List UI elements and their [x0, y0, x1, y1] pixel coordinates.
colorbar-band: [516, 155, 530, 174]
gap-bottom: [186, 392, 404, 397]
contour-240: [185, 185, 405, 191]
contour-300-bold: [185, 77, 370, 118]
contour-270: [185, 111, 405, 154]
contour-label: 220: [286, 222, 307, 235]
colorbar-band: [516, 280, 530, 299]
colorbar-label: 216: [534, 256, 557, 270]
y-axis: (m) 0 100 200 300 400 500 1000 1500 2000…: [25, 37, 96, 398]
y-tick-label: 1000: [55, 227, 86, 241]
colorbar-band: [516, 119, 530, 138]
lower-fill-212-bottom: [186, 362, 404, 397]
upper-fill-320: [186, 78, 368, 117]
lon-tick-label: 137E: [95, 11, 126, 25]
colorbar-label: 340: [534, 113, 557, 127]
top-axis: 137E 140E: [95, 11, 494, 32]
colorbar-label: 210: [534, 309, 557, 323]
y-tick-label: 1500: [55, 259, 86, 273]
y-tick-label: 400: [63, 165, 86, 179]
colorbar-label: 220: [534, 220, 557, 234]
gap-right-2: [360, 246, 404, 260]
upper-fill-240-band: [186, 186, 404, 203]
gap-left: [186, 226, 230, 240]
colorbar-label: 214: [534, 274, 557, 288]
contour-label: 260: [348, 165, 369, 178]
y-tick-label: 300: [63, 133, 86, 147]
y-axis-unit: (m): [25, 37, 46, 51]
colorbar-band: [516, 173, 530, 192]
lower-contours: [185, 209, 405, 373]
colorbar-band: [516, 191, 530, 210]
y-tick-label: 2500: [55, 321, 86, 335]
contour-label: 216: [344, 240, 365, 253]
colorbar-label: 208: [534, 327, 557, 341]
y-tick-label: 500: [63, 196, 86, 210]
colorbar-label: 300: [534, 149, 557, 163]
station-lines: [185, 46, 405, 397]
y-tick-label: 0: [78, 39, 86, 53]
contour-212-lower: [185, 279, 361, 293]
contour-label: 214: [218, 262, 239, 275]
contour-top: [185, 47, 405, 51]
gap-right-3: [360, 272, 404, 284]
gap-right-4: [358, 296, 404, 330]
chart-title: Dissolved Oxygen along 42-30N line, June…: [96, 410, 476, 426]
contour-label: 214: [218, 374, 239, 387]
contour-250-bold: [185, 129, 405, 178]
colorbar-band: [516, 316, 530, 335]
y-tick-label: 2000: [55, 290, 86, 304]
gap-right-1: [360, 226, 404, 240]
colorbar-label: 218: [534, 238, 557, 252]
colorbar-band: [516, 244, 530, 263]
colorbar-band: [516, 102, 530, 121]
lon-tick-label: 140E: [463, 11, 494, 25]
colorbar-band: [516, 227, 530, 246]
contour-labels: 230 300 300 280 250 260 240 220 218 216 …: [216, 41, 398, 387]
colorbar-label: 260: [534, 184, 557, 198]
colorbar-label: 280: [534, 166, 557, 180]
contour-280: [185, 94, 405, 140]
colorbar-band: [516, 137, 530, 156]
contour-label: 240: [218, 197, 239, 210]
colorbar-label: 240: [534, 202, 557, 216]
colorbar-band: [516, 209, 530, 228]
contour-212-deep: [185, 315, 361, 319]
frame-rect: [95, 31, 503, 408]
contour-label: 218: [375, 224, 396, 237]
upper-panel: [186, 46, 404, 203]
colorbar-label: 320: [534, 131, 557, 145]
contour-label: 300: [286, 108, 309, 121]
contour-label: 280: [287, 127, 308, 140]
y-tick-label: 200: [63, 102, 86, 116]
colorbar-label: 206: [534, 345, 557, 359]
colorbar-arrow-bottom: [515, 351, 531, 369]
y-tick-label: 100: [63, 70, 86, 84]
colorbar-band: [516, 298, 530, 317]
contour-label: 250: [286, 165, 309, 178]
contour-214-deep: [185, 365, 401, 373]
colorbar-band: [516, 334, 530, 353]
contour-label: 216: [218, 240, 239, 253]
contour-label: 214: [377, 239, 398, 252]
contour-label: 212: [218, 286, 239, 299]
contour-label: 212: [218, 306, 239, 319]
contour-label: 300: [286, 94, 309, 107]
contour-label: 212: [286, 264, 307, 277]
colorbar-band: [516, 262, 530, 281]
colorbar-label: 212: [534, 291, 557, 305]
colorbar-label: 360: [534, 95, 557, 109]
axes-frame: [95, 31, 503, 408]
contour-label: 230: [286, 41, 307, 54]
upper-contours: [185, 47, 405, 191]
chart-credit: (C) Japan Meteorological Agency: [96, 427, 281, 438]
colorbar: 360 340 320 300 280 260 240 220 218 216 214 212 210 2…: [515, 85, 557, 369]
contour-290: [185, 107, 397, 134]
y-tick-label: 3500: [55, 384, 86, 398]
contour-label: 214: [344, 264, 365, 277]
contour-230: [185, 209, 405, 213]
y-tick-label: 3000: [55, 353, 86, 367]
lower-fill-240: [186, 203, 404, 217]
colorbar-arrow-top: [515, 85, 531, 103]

########################################

▸ Stated exercise
Copy every line of the records above without changing anything.

▸ Solution
List UI elements and their [x0, y0, x1, y1] pixel coordinates.
colorbar-band: [516, 155, 530, 174]
gap-bottom: [186, 392, 404, 397]
contour-240: [185, 185, 405, 191]
contour-300-bold: [185, 77, 370, 118]
contour-270: [185, 111, 405, 154]
contour-label: 220: [286, 222, 307, 235]
colorbar-band: [516, 280, 530, 299]
colorbar-label: 216: [534, 256, 557, 270]
y-axis: (m) 0 100 200 300 400 500 1000 1500 2000…: [25, 37, 96, 398]
y-tick-label: 1000: [55, 227, 86, 241]
colorbar-band: [516, 119, 530, 138]
lower-fill-212-bottom: [186, 362, 404, 397]
upper-fill-320: [186, 78, 368, 117]
lon-tick-label: 137E: [95, 11, 126, 25]
colorbar-label: 340: [534, 113, 557, 127]
top-axis: 137E 140E: [95, 11, 494, 32]
colorbar-label: 210: [534, 309, 557, 323]
y-tick-label: 1500: [55, 259, 86, 273]
y-tick-label: 400: [63, 165, 86, 179]
colorbar-label: 220: [534, 220, 557, 234]
gap-right-2: [360, 246, 404, 260]
upper-fill-240-band: [186, 186, 404, 203]
gap-left: [186, 226, 230, 240]
colorbar-label: 214: [534, 274, 557, 288]
contour-label: 260: [348, 165, 369, 178]
y-tick-label: 300: [63, 133, 86, 147]
y-axis-unit: (m): [25, 37, 46, 51]
colorbar-band: [516, 173, 530, 192]
lower-contours: [185, 209, 405, 373]
colorbar-band: [516, 191, 530, 210]
y-tick-label: 2500: [55, 321, 86, 335]
contour-label: 216: [344, 240, 365, 253]
colorbar-label: 208: [534, 327, 557, 341]
y-tick-label: 500: [63, 196, 86, 210]
colorbar-label: 300: [534, 149, 557, 163]
station-lines: [185, 46, 405, 397]
y-tick-label: 0: [78, 39, 86, 53]
contour-212-lower: [185, 279, 361, 293]
contour-label: 214: [218, 262, 239, 275]
contour-top: [185, 47, 405, 51]
gap-right-3: [360, 272, 404, 284]
gap-right-4: [358, 296, 404, 330]
chart-title: Dissolved Oxygen along 42-30N line, June…: [96, 410, 476, 426]
contour-label: 214: [218, 374, 239, 387]
contour-250-bold: [185, 129, 405, 178]
colorbar-band: [516, 316, 530, 335]
y-tick-label: 2000: [55, 290, 86, 304]
gap-right-1: [360, 226, 404, 240]
colorbar-label: 218: [534, 238, 557, 252]
colorbar-band: [516, 244, 530, 263]
colorbar-band: [516, 102, 530, 121]
lon-tick-label: 140E: [463, 11, 494, 25]
colorbar-band: [516, 227, 530, 246]
contour-labels: 230 300 300 280 250 260 240 220 218 216 …: [216, 41, 398, 387]
colorbar-label: 260: [534, 184, 557, 198]
colorbar-label: 280: [534, 166, 557, 180]
contour-280: [185, 94, 405, 140]
colorbar-band: [516, 137, 530, 156]
contour-label: 240: [218, 197, 239, 210]
colorbar-label: 240: [534, 202, 557, 216]
colorbar-band: [516, 209, 530, 228]
contour-212-deep: [185, 315, 361, 319]
frame-rect: [95, 31, 503, 408]
contour-label: 218: [375, 224, 396, 237]
upper-panel: [186, 46, 404, 203]
colorbar-label: 320: [534, 131, 557, 145]
contour-label: 300: [286, 108, 309, 121]
contour-label: 280: [287, 127, 308, 140]
y-tick-label: 200: [63, 102, 86, 116]
colorbar-label: 206: [534, 345, 557, 359]
colorbar-arrow-bottom: [515, 351, 531, 369]
y-tick-label: 100: [63, 70, 86, 84]
colorbar-band: [516, 298, 530, 317]
contour-label: 250: [286, 165, 309, 178]
contour-214-deep: [185, 365, 401, 373]
colorbar-band: [516, 334, 530, 353]
contour-label: 216: [218, 240, 239, 253]
contour-label: 214: [377, 239, 398, 252]
contour-label: 212: [218, 286, 239, 299]
contour-label: 212: [218, 306, 239, 319]
contour-label: 300: [286, 94, 309, 107]
contour-label: 212: [286, 264, 307, 277]
colorbar-band: [516, 262, 530, 281]
colorbar-label: 212: [534, 291, 557, 305]
colorbar-label: 360: [534, 95, 557, 109]
axes-frame: [95, 31, 503, 408]
contour-label: 230: [286, 41, 307, 54]
upper-contours: [185, 47, 405, 191]
chart-credit: (C) Japan Meteorological Agency: [96, 427, 281, 438]
colorbar: 360 340 320 300 280 260 240 220 218 216 214 212 210 2…: [515, 85, 557, 369]
contour-290: [185, 107, 397, 134]
y-tick-label: 3500: [55, 384, 86, 398]
contour-label: 214: [344, 264, 365, 277]
contour-230: [185, 209, 405, 213]
y-tick-label: 3000: [55, 353, 86, 367]
lower-fill-240: [186, 203, 404, 217]
colorbar-arrow-top: [515, 85, 531, 103]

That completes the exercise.